## REQUIREMENTS
Report, as a bare number, how many lines contain the string "JSON".

Start SOURCE DATA

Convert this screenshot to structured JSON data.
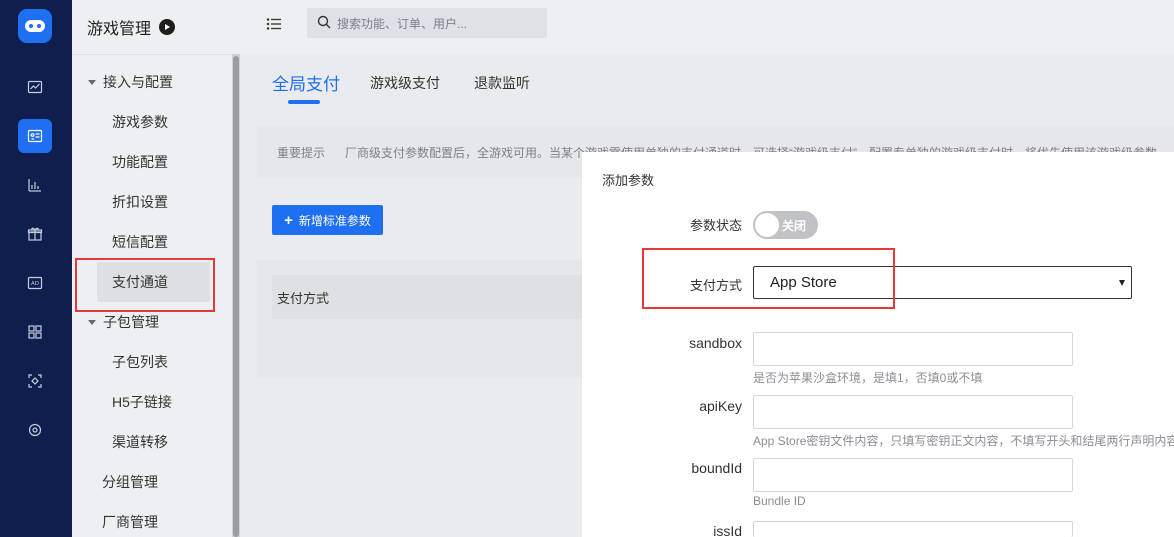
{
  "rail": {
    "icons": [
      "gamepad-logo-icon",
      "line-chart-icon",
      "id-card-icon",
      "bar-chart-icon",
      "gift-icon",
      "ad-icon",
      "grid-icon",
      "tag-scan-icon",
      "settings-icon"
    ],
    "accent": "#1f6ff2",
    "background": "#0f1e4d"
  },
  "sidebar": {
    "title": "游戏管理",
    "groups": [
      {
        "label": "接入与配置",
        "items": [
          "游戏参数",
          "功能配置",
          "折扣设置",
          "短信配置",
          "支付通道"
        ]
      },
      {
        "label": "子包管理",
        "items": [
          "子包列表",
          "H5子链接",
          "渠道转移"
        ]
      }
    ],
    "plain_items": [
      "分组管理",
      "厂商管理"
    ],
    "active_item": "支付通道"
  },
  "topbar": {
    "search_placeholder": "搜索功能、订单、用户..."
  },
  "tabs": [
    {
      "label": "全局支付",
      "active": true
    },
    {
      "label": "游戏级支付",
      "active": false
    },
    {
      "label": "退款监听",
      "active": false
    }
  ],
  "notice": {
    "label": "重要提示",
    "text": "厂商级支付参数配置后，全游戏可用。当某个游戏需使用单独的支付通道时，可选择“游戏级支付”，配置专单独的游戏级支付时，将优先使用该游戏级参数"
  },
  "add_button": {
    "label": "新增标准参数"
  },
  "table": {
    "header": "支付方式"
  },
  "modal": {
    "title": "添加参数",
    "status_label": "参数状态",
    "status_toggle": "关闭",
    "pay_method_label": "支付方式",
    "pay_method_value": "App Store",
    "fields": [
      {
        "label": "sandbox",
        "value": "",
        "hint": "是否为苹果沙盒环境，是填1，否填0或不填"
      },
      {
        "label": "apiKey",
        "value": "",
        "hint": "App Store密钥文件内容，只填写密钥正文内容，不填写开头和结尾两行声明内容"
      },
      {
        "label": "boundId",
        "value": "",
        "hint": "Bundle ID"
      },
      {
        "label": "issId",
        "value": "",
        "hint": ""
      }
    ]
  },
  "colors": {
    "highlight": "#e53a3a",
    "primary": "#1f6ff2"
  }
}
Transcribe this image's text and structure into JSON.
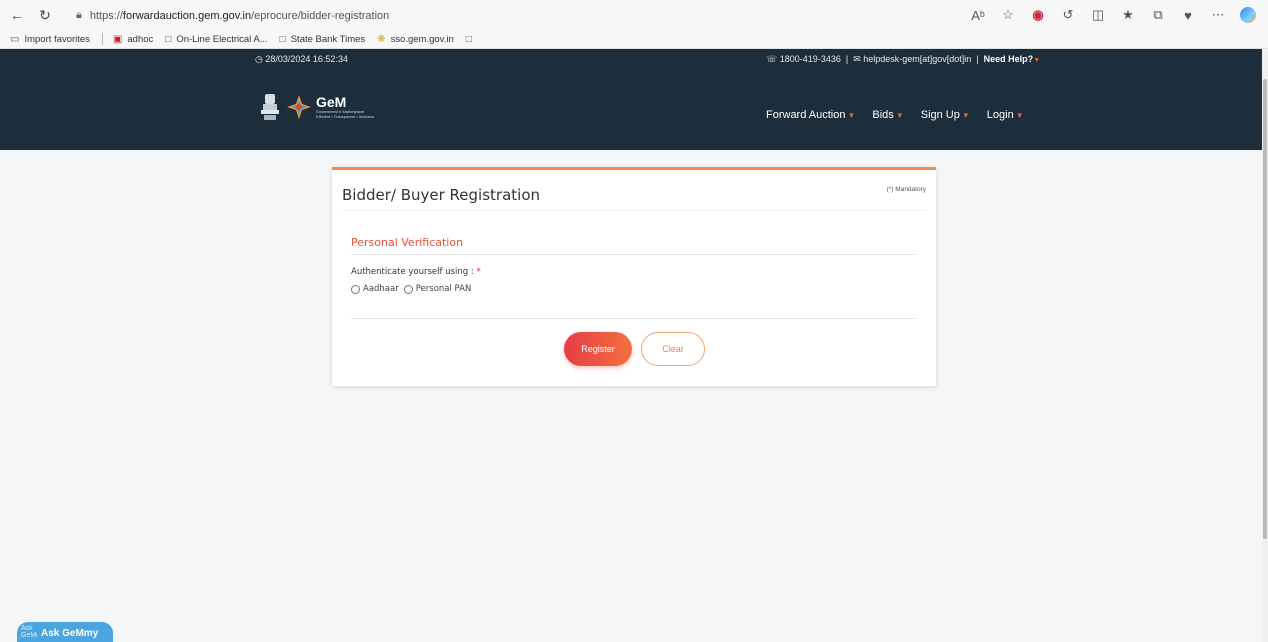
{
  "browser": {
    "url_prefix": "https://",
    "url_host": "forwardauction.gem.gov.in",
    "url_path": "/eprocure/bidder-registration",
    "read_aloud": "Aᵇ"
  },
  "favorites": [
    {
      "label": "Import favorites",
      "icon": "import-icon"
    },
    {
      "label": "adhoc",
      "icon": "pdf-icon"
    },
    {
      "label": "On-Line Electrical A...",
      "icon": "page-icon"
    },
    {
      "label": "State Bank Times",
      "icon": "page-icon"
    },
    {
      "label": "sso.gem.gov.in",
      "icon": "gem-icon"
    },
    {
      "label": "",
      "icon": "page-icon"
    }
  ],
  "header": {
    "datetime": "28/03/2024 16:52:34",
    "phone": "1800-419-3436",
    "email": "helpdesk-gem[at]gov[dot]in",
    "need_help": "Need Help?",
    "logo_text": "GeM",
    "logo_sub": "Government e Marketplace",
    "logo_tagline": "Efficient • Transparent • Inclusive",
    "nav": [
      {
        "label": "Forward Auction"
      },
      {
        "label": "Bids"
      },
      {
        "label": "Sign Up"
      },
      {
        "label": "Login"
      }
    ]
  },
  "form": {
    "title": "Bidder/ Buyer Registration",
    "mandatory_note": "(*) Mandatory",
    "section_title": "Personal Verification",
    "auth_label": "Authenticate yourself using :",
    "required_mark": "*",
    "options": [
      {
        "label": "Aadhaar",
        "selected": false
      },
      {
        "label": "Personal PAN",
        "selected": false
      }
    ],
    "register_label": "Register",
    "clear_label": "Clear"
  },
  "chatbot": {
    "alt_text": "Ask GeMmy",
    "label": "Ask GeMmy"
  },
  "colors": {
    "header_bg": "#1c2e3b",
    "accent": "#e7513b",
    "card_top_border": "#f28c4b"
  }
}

End SOURCE DATA
Start SOURCE DATA

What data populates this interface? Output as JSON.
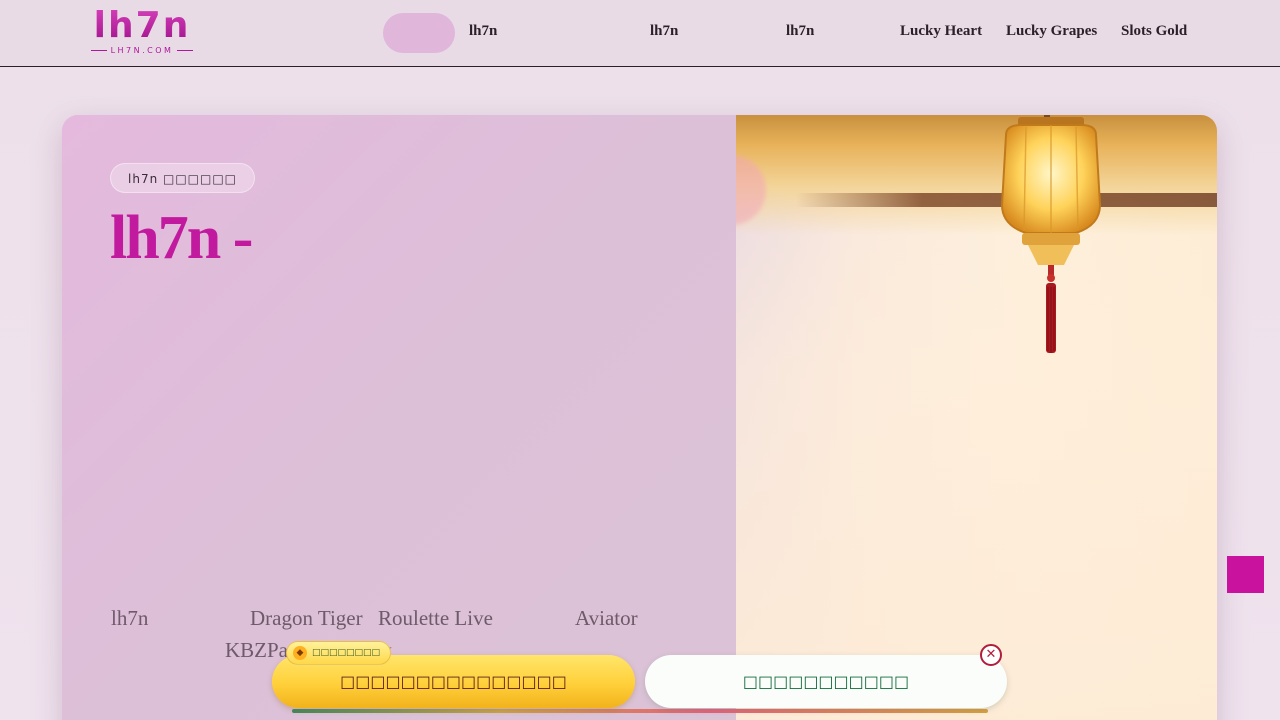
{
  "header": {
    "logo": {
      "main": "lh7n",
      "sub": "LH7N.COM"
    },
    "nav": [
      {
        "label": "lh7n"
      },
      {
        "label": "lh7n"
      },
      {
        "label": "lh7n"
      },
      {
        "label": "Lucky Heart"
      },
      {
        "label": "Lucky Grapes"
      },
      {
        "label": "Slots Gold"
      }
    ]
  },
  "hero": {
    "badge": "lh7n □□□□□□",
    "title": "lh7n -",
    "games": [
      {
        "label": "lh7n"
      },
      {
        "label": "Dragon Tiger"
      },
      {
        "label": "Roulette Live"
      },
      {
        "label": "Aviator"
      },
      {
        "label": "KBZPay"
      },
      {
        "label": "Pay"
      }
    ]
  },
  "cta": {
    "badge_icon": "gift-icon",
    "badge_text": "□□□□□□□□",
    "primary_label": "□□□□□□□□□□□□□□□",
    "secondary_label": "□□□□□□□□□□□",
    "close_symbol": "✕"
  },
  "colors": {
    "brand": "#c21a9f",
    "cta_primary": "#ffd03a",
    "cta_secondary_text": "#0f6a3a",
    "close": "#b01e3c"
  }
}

End SOURCE DATA
Start SOURCE DATA

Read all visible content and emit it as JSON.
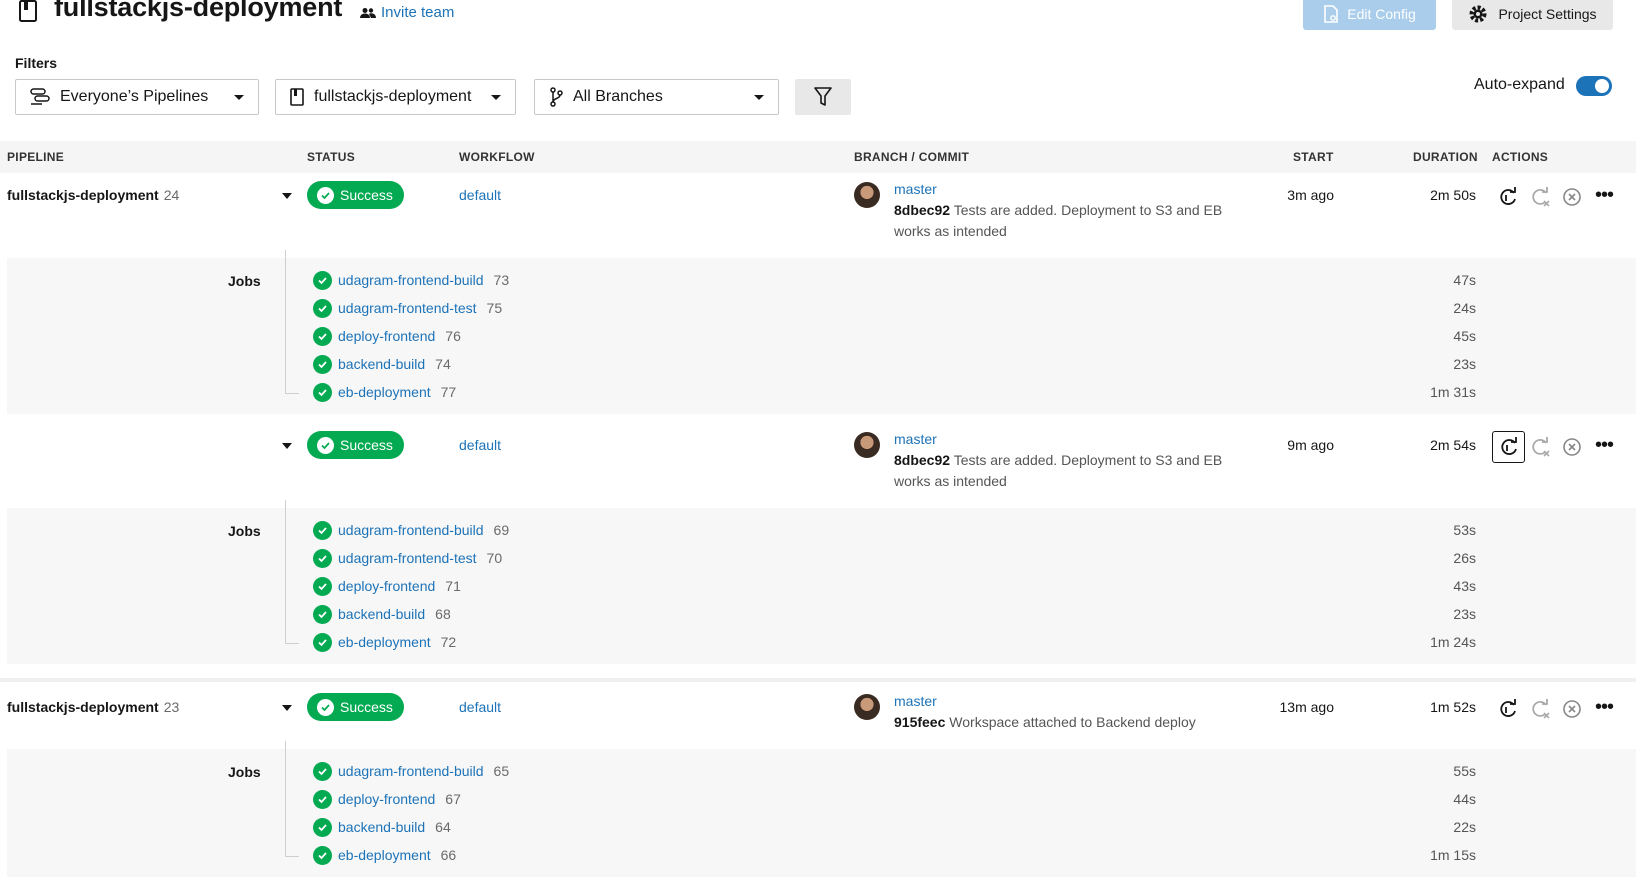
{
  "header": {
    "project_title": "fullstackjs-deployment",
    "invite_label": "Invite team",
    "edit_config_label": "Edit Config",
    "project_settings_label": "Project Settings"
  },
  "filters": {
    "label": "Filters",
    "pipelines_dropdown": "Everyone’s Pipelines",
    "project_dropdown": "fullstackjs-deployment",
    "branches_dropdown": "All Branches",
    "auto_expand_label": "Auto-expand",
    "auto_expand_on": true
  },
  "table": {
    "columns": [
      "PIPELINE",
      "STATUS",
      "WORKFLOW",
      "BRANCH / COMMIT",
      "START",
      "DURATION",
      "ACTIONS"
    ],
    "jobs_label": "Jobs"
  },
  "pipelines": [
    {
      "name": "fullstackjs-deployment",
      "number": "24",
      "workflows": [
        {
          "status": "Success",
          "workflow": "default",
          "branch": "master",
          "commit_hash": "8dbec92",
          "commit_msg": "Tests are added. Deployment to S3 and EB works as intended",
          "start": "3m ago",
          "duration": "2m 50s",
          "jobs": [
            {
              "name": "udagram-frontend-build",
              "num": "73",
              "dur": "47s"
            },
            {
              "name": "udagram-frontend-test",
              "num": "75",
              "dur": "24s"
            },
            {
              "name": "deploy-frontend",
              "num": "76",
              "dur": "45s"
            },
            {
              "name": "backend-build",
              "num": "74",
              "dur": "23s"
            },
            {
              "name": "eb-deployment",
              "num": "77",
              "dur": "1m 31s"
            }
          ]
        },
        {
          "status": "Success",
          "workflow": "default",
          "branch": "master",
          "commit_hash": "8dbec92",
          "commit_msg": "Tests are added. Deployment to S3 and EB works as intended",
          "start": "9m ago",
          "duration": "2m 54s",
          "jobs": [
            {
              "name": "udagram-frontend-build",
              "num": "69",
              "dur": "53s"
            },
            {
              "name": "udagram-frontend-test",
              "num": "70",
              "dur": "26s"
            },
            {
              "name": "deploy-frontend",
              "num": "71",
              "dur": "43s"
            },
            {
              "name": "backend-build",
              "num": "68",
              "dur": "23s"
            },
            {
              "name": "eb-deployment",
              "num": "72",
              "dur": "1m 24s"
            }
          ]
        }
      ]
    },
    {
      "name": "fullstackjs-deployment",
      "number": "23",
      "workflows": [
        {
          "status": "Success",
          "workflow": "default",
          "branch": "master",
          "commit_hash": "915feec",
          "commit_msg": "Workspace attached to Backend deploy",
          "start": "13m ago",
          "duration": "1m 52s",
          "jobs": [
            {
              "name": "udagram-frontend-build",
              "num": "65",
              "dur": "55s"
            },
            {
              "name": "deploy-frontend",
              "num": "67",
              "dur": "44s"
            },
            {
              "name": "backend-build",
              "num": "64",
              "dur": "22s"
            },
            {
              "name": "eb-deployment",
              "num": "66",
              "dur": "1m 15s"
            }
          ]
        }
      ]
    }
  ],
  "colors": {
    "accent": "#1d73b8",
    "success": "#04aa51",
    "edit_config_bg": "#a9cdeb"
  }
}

End SOURCE DATA

## FINAL ANSWER
4